OBJECTIVE
Produce a verbatim copy of the entries listed below.

INPUT MATERIAL
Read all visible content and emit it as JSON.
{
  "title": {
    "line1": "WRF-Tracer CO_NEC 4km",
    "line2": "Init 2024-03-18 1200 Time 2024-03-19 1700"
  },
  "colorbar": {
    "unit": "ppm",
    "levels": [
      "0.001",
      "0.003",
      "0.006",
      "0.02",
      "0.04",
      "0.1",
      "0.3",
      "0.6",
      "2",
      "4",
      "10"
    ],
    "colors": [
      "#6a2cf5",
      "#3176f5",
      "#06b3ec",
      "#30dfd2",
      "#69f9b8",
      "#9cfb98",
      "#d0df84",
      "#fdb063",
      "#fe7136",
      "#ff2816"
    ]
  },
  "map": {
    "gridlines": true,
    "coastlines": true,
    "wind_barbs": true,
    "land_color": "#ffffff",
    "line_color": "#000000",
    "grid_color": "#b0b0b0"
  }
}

ANSWER IN FULL
Read all visible content and emit it as JSON.
{
  "title": {
    "line1": "WRF-Tracer CO_NEC 4km",
    "line2": "Init 2024-03-18 1200 Time 2024-03-19 1700"
  },
  "colorbar": {
    "unit": "ppm",
    "levels": [
      "0.001",
      "0.003",
      "0.006",
      "0.02",
      "0.04",
      "0.1",
      "0.3",
      "0.6",
      "2",
      "4",
      "10"
    ],
    "colors": [
      "#6a2cf5",
      "#3176f5",
      "#06b3ec",
      "#30dfd2",
      "#69f9b8",
      "#9cfb98",
      "#d0df84",
      "#fdb063",
      "#fe7136",
      "#ff2816"
    ]
  },
  "map": {
    "gridlines": true,
    "coastlines": true,
    "wind_barbs": true,
    "land_color": "#ffffff",
    "line_color": "#000000",
    "grid_color": "#b0b0b0"
  }
}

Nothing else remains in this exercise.